- Aim -
Say how many lines include "each", with no words around the number.

[Dataset items]
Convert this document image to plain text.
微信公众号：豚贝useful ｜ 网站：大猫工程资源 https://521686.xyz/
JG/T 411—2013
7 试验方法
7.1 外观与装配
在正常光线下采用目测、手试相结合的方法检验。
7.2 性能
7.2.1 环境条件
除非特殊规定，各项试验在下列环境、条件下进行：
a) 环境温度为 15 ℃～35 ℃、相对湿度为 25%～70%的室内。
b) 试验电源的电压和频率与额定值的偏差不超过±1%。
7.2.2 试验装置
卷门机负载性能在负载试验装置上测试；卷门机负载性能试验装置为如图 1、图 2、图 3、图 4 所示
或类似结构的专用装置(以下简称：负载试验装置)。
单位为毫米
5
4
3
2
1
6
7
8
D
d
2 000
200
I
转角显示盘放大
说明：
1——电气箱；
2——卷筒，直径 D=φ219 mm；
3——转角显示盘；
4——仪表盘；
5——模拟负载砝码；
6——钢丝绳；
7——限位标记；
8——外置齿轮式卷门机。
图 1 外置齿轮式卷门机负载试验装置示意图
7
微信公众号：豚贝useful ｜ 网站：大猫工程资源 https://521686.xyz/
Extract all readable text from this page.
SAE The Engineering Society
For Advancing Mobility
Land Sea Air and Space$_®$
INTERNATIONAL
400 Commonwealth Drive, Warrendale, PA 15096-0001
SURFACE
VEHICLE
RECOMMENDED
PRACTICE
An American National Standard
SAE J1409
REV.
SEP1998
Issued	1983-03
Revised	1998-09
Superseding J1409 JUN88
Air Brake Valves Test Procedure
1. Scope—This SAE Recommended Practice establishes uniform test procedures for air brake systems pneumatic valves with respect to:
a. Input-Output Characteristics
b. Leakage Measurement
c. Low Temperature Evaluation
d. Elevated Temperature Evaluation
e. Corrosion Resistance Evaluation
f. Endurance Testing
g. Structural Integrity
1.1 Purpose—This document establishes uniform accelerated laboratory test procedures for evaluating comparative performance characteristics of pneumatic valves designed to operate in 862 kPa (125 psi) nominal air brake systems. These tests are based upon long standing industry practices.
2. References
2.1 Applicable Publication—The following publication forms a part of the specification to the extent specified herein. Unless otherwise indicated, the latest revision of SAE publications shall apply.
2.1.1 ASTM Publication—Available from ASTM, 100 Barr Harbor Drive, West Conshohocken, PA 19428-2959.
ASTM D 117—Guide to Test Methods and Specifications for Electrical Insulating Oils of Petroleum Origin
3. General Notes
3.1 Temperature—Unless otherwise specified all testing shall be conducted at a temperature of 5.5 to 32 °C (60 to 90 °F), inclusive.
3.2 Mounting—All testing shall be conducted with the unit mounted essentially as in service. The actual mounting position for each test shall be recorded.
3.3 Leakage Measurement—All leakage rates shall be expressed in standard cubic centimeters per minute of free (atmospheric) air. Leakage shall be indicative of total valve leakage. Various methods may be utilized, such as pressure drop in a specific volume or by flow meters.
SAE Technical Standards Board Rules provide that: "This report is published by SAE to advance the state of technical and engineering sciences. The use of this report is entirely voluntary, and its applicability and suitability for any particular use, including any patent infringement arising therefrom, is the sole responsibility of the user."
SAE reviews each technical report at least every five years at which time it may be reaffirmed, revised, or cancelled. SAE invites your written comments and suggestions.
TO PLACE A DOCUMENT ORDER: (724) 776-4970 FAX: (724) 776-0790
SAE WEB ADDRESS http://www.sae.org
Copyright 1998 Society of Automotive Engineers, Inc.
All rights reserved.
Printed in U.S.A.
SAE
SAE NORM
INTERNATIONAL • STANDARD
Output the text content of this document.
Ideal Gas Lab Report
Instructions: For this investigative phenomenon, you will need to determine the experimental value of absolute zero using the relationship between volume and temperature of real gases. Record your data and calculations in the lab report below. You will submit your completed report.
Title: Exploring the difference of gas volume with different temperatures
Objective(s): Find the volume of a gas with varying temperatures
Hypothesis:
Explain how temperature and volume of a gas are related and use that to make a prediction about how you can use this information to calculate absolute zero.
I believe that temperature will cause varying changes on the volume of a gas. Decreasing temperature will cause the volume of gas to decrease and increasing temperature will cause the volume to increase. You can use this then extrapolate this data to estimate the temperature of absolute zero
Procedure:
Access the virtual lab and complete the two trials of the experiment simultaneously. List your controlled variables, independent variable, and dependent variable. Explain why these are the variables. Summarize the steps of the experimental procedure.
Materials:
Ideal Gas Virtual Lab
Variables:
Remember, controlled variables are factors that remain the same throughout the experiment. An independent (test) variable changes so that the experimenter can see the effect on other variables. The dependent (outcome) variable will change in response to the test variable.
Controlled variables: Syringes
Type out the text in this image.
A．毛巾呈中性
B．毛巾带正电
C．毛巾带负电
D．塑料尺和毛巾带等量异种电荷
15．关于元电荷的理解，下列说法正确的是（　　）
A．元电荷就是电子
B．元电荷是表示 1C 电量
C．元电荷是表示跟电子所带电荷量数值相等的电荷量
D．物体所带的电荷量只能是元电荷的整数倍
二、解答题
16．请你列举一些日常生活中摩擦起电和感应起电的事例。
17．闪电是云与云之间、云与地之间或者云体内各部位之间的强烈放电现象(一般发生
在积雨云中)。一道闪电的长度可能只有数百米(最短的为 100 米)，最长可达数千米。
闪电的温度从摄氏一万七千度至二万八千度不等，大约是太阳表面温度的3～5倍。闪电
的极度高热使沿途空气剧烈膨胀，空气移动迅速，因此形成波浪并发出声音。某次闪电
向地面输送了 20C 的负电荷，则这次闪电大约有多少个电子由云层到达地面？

- Task response -
2